* **WORK TO DO**:
Below is a block of records: output all of them exactly and leave out the pictures.

Stored items from a collection
_ _ _ _

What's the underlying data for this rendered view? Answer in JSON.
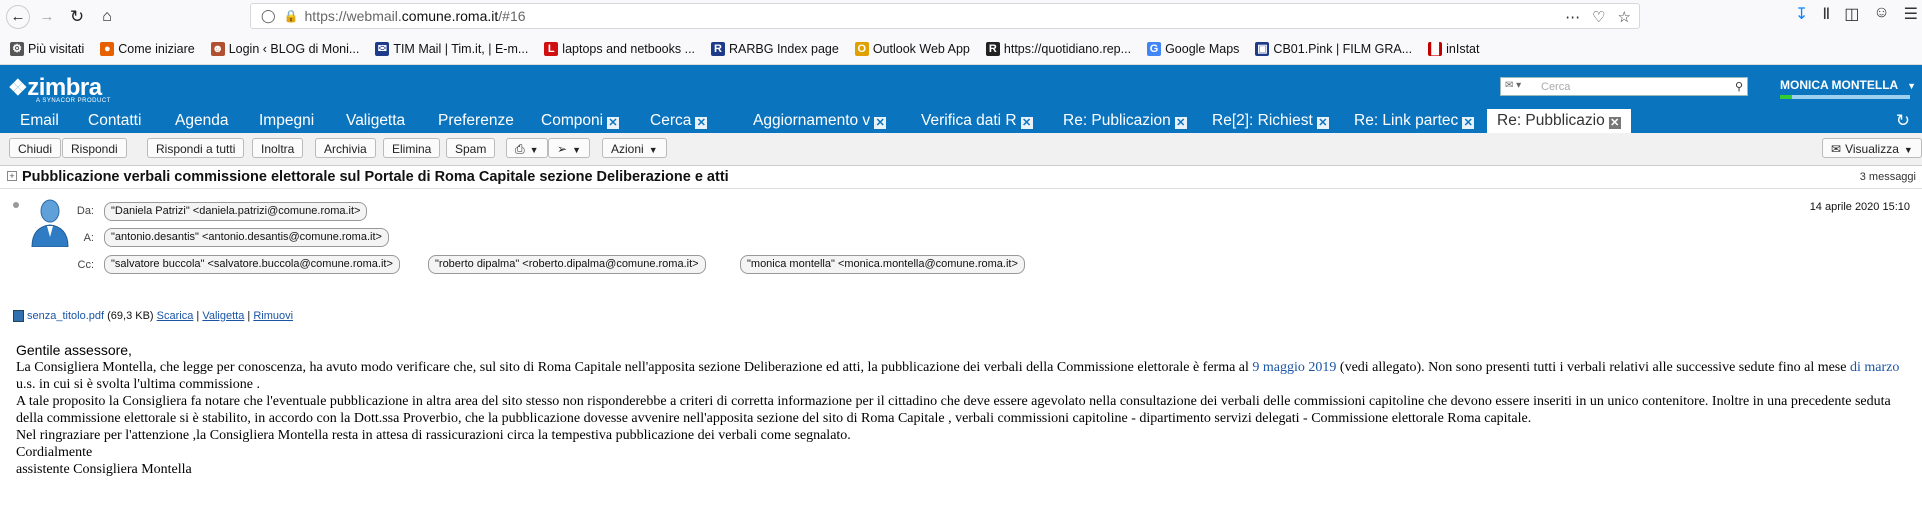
{
  "browser": {
    "url_prefix": "https://webmail.",
    "url_domain": "comune.roma.it",
    "url_suffix": "/#16",
    "bookmarks": [
      {
        "label": "Più visitati",
        "icon": "gear-icon",
        "color": "#555555"
      },
      {
        "label": "Come iniziare",
        "icon": "firefox-icon",
        "color": "#e66000"
      },
      {
        "label": "Login ‹ BLOG di Moni...",
        "icon": "blog-icon",
        "color": "#b05030"
      },
      {
        "label": "TIM Mail | Tim.it, | E-m...",
        "icon": "mail-icon",
        "color": "#1e3a8a"
      },
      {
        "label": "laptops and netbooks ...",
        "icon": "l-icon",
        "color": "#d01010"
      },
      {
        "label": "RARBG Index page",
        "icon": "r-icon",
        "color": "#1e3a8a"
      },
      {
        "label": "Outlook Web App",
        "icon": "outlook-icon",
        "color": "#e0a000"
      },
      {
        "label": "https://quotidiano.rep...",
        "icon": "repubblica-icon",
        "color": "#222222"
      },
      {
        "label": "Google Maps",
        "icon": "google-icon",
        "color": "#4285f4"
      },
      {
        "label": "CB01.Pink | FILM GRA...",
        "icon": "film-icon",
        "color": "#1e3a8a"
      },
      {
        "label": "inIstat",
        "icon": "istat-icon",
        "color": "#c00000"
      }
    ]
  },
  "zimbra": {
    "logo": "zimbra",
    "logo_sub": "A SYNACOR PRODUCT",
    "search_placeholder": "Cerca",
    "user": "MONICA MONTELLA",
    "tabs": [
      {
        "label": "Email",
        "close": false
      },
      {
        "label": "Contatti",
        "close": false
      },
      {
        "label": "Agenda",
        "close": false
      },
      {
        "label": "Impegni",
        "close": false
      },
      {
        "label": "Valigetta",
        "close": false
      },
      {
        "label": "Preferenze",
        "close": false
      },
      {
        "label": "Componi",
        "close": true
      },
      {
        "label": "Cerca",
        "close": true
      },
      {
        "label": "Aggiornamento v",
        "close": true
      },
      {
        "label": "Verifica dati R",
        "close": true
      },
      {
        "label": "Re: Publicazion",
        "close": true
      },
      {
        "label": "Re[2]: Richiest",
        "close": true
      },
      {
        "label": "Re: Link partec",
        "close": true
      },
      {
        "label": "Re: Pubblicazio",
        "close": true,
        "active": true
      }
    ],
    "toolbar": {
      "chiudi": "Chiudi",
      "rispondi": "Rispondi",
      "rispondi_tutti": "Rispondi a tutti",
      "inoltra": "Inoltra",
      "archivia": "Archivia",
      "elimina": "Elimina",
      "spam": "Spam",
      "azioni": "Azioni",
      "visualizza": "Visualizza"
    }
  },
  "message": {
    "subject": "Pubblicazione verbali commissione elettorale sul Portale di Roma Capitale sezione Deliberazione e atti",
    "count": "3 messaggi",
    "from_label": "Da:",
    "to_label": "A:",
    "cc_label": "Cc:",
    "from": "\"Daniela Patrizi\" <daniela.patrizi@comune.roma.it>",
    "to": "\"antonio.desantis\" <antonio.desantis@comune.roma.it>",
    "cc": [
      "\"salvatore buccola\" <salvatore.buccola@comune.roma.it>",
      "\"roberto dipalma\" <roberto.dipalma@comune.roma.it>",
      "\"monica montella\" <monica.montella@comune.roma.it>"
    ],
    "date": "14 aprile 2020 15:10",
    "attachment": {
      "filename": "senza_titolo.pdf",
      "size": "(69,3 KB)",
      "scarica": "Scarica",
      "valigetta": "Valigetta",
      "rimuovi": "Rimuovi"
    },
    "body": {
      "greeting": "Gentile assessore,",
      "p1_a": "La Consigliera Montella, che legge per conoscenza, ha avuto modo verificare che, sul sito di Roma Capitale nell'apposita sezione Deliberazione ed atti, la pubblicazione dei verbali della Commissione elettorale è ferma al ",
      "p1_link1": "9 maggio 2019",
      "p1_b": " (vedi allegato). Non sono presenti tutti i verbali relativi alle successive sedute fino al mese ",
      "p1_link2": "di marzo",
      "p1_c": " u.s. in cui si è svolta l'ultima commissione .",
      "p2": "A tale proposito la Consigliera fa  notare che l'eventuale pubblicazione in altra area del sito stesso non risponderebbe a criteri di corretta informazione per il cittadino che deve essere agevolato nella consultazione dei  verbali delle commissioni capitoline che devono essere inseriti in un unico contenitore. Inoltre  in una precedente seduta della commissione elettorale si è stabilito, in accordo con la Dott.ssa Proverbio, che la pubblicazione dovesse avvenire nell'apposita sezione del sito di Roma Capitale , verbali commissioni capitoline - dipartimento servizi delegati - Commissione elettorale Roma capitale.",
      "p3": "Nel ringraziare per l'attenzione ,la Consigliera Montella resta in attesa di rassicurazioni circa la tempestiva pubblicazione dei verbali come segnalato.",
      "p4": "Cordialmente",
      "p5": "assistente Consigliera Montella"
    }
  }
}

_ _ _ _

* **TASK SOLUTION**:
What's the underlying data for this rendered view? Answer in JSON.
{
  "browser": {
    "url_prefix": "https://webmail.",
    "url_domain": "comune.roma.it",
    "url_suffix": "/#16",
    "bookmarks": [
      {
        "label": "Più visitati",
        "icon": "gear-icon",
        "color": "#555555"
      },
      {
        "label": "Come iniziare",
        "icon": "firefox-icon",
        "color": "#e66000"
      },
      {
        "label": "Login ‹ BLOG di Moni...",
        "icon": "blog-icon",
        "color": "#b05030"
      },
      {
        "label": "TIM Mail | Tim.it, | E-m...",
        "icon": "mail-icon",
        "color": "#1e3a8a"
      },
      {
        "label": "laptops and netbooks ...",
        "icon": "l-icon",
        "color": "#d01010"
      },
      {
        "label": "RARBG Index page",
        "icon": "r-icon",
        "color": "#1e3a8a"
      },
      {
        "label": "Outlook Web App",
        "icon": "outlook-icon",
        "color": "#e0a000"
      },
      {
        "label": "https://quotidiano.rep...",
        "icon": "repubblica-icon",
        "color": "#222222"
      },
      {
        "label": "Google Maps",
        "icon": "google-icon",
        "color": "#4285f4"
      },
      {
        "label": "CB01.Pink | FILM GRA...",
        "icon": "film-icon",
        "color": "#1e3a8a"
      },
      {
        "label": "inIstat",
        "icon": "istat-icon",
        "color": "#c00000"
      }
    ]
  },
  "zimbra": {
    "logo": "zimbra",
    "logo_sub": "A SYNACOR PRODUCT",
    "search_placeholder": "Cerca",
    "user": "MONICA MONTELLA",
    "tabs": [
      {
        "label": "Email",
        "close": false
      },
      {
        "label": "Contatti",
        "close": false
      },
      {
        "label": "Agenda",
        "close": false
      },
      {
        "label": "Impegni",
        "close": false
      },
      {
        "label": "Valigetta",
        "close": false
      },
      {
        "label": "Preferenze",
        "close": false
      },
      {
        "label": "Componi",
        "close": true
      },
      {
        "label": "Cerca",
        "close": true
      },
      {
        "label": "Aggiornamento v",
        "close": true
      },
      {
        "label": "Verifica dati R",
        "close": true
      },
      {
        "label": "Re: Publicazion",
        "close": true
      },
      {
        "label": "Re[2]: Richiest",
        "close": true
      },
      {
        "label": "Re: Link partec",
        "close": true
      },
      {
        "label": "Re: Pubblicazio",
        "close": true,
        "active": true
      }
    ],
    "toolbar": {
      "chiudi": "Chiudi",
      "rispondi": "Rispondi",
      "rispondi_tutti": "Rispondi a tutti",
      "inoltra": "Inoltra",
      "archivia": "Archivia",
      "elimina": "Elimina",
      "spam": "Spam",
      "azioni": "Azioni",
      "visualizza": "Visualizza"
    }
  },
  "message": {
    "subject": "Pubblicazione verbali commissione elettorale sul Portale di Roma Capitale sezione Deliberazione e atti",
    "count": "3 messaggi",
    "from_label": "Da:",
    "to_label": "A:",
    "cc_label": "Cc:",
    "from": "\"Daniela Patrizi\" <daniela.patrizi@comune.roma.it>",
    "to": "\"antonio.desantis\" <antonio.desantis@comune.roma.it>",
    "cc": [
      "\"salvatore buccola\" <salvatore.buccola@comune.roma.it>",
      "\"roberto dipalma\" <roberto.dipalma@comune.roma.it>",
      "\"monica montella\" <monica.montella@comune.roma.it>"
    ],
    "date": "14 aprile 2020 15:10",
    "attachment": {
      "filename": "senza_titolo.pdf",
      "size": "(69,3 KB)",
      "scarica": "Scarica",
      "valigetta": "Valigetta",
      "rimuovi": "Rimuovi"
    },
    "body": {
      "greeting": "Gentile assessore,",
      "p1_a": "La Consigliera Montella, che legge per conoscenza, ha avuto modo verificare che, sul sito di Roma Capitale nell'apposita sezione Deliberazione ed atti, la pubblicazione dei verbali della Commissione elettorale è ferma al ",
      "p1_link1": "9 maggio 2019",
      "p1_b": " (vedi allegato). Non sono presenti tutti i verbali relativi alle successive sedute fino al mese ",
      "p1_link2": "di marzo",
      "p1_c": " u.s. in cui si è svolta l'ultima commissione .",
      "p2": "A tale proposito la Consigliera fa  notare che l'eventuale pubblicazione in altra area del sito stesso non risponderebbe a criteri di corretta informazione per il cittadino che deve essere agevolato nella consultazione dei  verbali delle commissioni capitoline che devono essere inseriti in un unico contenitore. Inoltre  in una precedente seduta della commissione elettorale si è stabilito, in accordo con la Dott.ssa Proverbio, che la pubblicazione dovesse avvenire nell'apposita sezione del sito di Roma Capitale , verbali commissioni capitoline - dipartimento servizi delegati - Commissione elettorale Roma capitale.",
      "p3": "Nel ringraziare per l'attenzione ,la Consigliera Montella resta in attesa di rassicurazioni circa la tempestiva pubblicazione dei verbali come segnalato.",
      "p4": "Cordialmente",
      "p5": "assistente Consigliera Montella"
    }
  }
}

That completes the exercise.